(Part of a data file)
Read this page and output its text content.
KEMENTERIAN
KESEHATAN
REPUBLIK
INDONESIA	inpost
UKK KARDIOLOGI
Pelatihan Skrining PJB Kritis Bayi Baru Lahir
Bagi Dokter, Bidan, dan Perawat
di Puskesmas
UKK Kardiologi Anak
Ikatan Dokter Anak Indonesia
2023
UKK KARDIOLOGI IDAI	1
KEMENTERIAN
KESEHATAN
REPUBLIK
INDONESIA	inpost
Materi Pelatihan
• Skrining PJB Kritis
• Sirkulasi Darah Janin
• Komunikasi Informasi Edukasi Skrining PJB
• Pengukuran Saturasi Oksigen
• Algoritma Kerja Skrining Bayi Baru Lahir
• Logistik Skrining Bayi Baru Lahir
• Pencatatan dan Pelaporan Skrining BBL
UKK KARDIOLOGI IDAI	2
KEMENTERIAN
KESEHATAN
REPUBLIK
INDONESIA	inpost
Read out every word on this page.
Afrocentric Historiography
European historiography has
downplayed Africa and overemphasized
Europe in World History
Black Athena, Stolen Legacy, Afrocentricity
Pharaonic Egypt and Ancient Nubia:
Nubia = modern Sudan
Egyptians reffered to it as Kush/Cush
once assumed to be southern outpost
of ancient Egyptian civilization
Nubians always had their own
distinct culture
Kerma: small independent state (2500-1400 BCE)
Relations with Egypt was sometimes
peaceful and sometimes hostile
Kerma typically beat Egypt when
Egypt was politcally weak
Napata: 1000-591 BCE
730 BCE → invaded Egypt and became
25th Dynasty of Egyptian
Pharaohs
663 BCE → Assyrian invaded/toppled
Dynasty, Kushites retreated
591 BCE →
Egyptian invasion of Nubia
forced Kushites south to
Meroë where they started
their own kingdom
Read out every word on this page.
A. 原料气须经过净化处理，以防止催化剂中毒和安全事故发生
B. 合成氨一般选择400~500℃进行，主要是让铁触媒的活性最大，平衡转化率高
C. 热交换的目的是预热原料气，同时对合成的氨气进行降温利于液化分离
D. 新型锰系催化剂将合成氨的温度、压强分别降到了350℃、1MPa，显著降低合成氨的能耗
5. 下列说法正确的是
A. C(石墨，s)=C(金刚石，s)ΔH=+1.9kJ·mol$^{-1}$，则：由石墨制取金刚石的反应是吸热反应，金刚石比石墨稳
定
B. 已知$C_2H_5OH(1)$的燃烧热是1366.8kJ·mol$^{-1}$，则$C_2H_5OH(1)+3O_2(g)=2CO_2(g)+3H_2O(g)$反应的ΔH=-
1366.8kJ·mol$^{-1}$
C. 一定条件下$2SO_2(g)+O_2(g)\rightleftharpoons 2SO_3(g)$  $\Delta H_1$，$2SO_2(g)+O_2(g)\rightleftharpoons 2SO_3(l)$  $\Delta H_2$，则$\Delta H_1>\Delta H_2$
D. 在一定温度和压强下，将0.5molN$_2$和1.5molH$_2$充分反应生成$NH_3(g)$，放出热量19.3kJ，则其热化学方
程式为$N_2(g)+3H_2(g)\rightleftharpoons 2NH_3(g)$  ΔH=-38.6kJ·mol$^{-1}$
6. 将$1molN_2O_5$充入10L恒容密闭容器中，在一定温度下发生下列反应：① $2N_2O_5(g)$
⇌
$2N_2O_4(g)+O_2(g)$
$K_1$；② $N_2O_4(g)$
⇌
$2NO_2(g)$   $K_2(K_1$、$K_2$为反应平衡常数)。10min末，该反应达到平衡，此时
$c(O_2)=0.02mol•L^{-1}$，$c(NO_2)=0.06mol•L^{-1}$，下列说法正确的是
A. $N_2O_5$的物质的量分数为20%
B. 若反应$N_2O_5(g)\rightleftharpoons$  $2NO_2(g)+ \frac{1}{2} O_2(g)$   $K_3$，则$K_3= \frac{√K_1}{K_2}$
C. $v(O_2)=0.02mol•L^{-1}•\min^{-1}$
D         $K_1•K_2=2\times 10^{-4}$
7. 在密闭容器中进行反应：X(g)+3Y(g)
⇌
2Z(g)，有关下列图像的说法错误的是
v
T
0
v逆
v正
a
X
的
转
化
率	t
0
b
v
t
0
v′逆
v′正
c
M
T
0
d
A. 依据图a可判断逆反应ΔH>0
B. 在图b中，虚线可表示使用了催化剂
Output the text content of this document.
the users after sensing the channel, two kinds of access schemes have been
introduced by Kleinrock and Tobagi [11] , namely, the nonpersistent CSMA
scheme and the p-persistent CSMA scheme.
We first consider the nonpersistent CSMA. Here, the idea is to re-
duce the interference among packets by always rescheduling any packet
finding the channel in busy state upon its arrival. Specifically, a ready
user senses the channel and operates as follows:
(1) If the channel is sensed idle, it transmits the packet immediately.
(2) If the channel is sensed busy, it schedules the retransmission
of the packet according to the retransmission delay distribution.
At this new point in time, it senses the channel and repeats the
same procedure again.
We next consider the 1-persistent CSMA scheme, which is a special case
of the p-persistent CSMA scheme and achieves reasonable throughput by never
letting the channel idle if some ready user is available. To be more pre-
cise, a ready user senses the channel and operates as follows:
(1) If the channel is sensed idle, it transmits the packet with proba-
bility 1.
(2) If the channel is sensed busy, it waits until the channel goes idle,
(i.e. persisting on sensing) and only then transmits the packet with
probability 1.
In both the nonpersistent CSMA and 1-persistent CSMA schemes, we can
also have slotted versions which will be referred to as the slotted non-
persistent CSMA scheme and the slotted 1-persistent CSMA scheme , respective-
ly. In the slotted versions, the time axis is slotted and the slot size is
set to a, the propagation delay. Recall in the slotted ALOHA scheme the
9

*Given task*.
Retype every record above exactly as it appears.

*The solution*.
Read this page and output its text content.
KEMENTERIAN
KESEHATAN
REPUBLIK
INDONESIA	inpost
UKK KARDIOLOGI
Pelatihan Skrining PJB Kritis Bayi Baru Lahir
Bagi Dokter, Bidan, dan Perawat
di Puskesmas
UKK Kardiologi Anak
Ikatan Dokter Anak Indonesia
2023
UKK KARDIOLOGI IDAI	1
KEMENTERIAN
KESEHATAN
REPUBLIK
INDONESIA	inpost
Materi Pelatihan
• Skrining PJB Kritis
• Sirkulasi Darah Janin
• Komunikasi Informasi Edukasi Skrining PJB
• Pengukuran Saturasi Oksigen
• Algoritma Kerja Skrining Bayi Baru Lahir
• Logistik Skrining Bayi Baru Lahir
• Pencatatan dan Pelaporan Skrining BBL
UKK KARDIOLOGI IDAI	2
KEMENTERIAN
KESEHATAN
REPUBLIK
INDONESIA	inpost
Read out every word on this page.
Afrocentric Historiography
European historiography has
downplayed Africa and overemphasized
Europe in World History
Black Athena, Stolen Legacy, Afrocentricity
Pharaonic Egypt and Ancient Nubia:
Nubia = modern Sudan
Egyptians reffered to it as Kush/Cush
once assumed to be southern outpost
of ancient Egyptian civilization
Nubians always had their own
distinct culture
Kerma: small independent state (2500-1400 BCE)
Relations with Egypt was sometimes
peaceful and sometimes hostile
Kerma typically beat Egypt when
Egypt was politcally weak
Napata: 1000-591 BCE
730 BCE → invaded Egypt and became
25th Dynasty of Egyptian
Pharaohs
663 BCE → Assyrian invaded/toppled
Dynasty, Kushites retreated
591 BCE →
Egyptian invasion of Nubia
forced Kushites south to
Meroë where they started
their own kingdom
Read out every word on this page.
A. 原料气须经过净化处理，以防止催化剂中毒和安全事故发生
B. 合成氨一般选择400~500℃进行，主要是让铁触媒的活性最大，平衡转化率高
C. 热交换的目的是预热原料气，同时对合成的氨气进行降温利于液化分离
D. 新型锰系催化剂将合成氨的温度、压强分别降到了350℃、1MPa，显著降低合成氨的能耗
5. 下列说法正确的是
A. C(石墨，s)=C(金刚石，s)ΔH=+1.9kJ·mol$^{-1}$，则：由石墨制取金刚石的反应是吸热反应，金刚石比石墨稳
定
B. 已知$C_2H_5OH(1)$的燃烧热是1366.8kJ·mol$^{-1}$，则$C_2H_5OH(1)+3O_2(g)=2CO_2(g)+3H_2O(g)$反应的ΔH=-
1366.8kJ·mol$^{-1}$
C. 一定条件下$2SO_2(g)+O_2(g)\rightleftharpoons 2SO_3(g)$  $\Delta H_1$，$2SO_2(g)+O_2(g)\rightleftharpoons 2SO_3(l)$  $\Delta H_2$，则$\Delta H_1>\Delta H_2$
D. 在一定温度和压强下，将0.5molN$_2$和1.5molH$_2$充分反应生成$NH_3(g)$，放出热量19.3kJ，则其热化学方
程式为$N_2(g)+3H_2(g)\rightleftharpoons 2NH_3(g)$  ΔH=-38.6kJ·mol$^{-1}$
6. 将$1molN_2O_5$充入10L恒容密闭容器中，在一定温度下发生下列反应：① $2N_2O_5(g)$
⇌
$2N_2O_4(g)+O_2(g)$
$K_1$；② $N_2O_4(g)$
⇌
$2NO_2(g)$   $K_2(K_1$、$K_2$为反应平衡常数)。10min末，该反应达到平衡，此时
$c(O_2)=0.02mol•L^{-1}$，$c(NO_2)=0.06mol•L^{-1}$，下列说法正确的是
A. $N_2O_5$的物质的量分数为20%
B. 若反应$N_2O_5(g)\rightleftharpoons$  $2NO_2(g)+ \frac{1}{2} O_2(g)$   $K_3$，则$K_3= \frac{√K_1}{K_2}$
C. $v(O_2)=0.02mol•L^{-1}•\min^{-1}$
D         $K_1•K_2=2\times 10^{-4}$
7. 在密闭容器中进行反应：X(g)+3Y(g)
⇌
2Z(g)，有关下列图像的说法错误的是
v
T
0
v逆
v正
a
X
的
转
化
率	t
0
b
v
t
0
v′逆
v′正
c
M
T
0
d
A. 依据图a可判断逆反应ΔH>0
B. 在图b中，虚线可表示使用了催化剂
Output the text content of this document.
the users after sensing the channel, two kinds of access schemes have been
introduced by Kleinrock and Tobagi [11] , namely, the nonpersistent CSMA
scheme and the p-persistent CSMA scheme.
We first consider the nonpersistent CSMA. Here, the idea is to re-
duce the interference among packets by always rescheduling any packet
finding the channel in busy state upon its arrival. Specifically, a ready
user senses the channel and operates as follows:
(1) If the channel is sensed idle, it transmits the packet immediately.
(2) If the channel is sensed busy, it schedules the retransmission
of the packet according to the retransmission delay distribution.
At this new point in time, it senses the channel and repeats the
same procedure again.
We next consider the 1-persistent CSMA scheme, which is a special case
of the p-persistent CSMA scheme and achieves reasonable throughput by never
letting the channel idle if some ready user is available. To be more pre-
cise, a ready user senses the channel and operates as follows:
(1) If the channel is sensed idle, it transmits the packet with proba-
bility 1.
(2) If the channel is sensed busy, it waits until the channel goes idle,
(i.e. persisting on sensing) and only then transmits the packet with
probability 1.
In both the nonpersistent CSMA and 1-persistent CSMA schemes, we can
also have slotted versions which will be referred to as the slotted non-
persistent CSMA scheme and the slotted 1-persistent CSMA scheme , respective-
ly. In the slotted versions, the time axis is slotted and the slot size is
set to a, the propagation delay. Recall in the slotted ALOHA scheme the
9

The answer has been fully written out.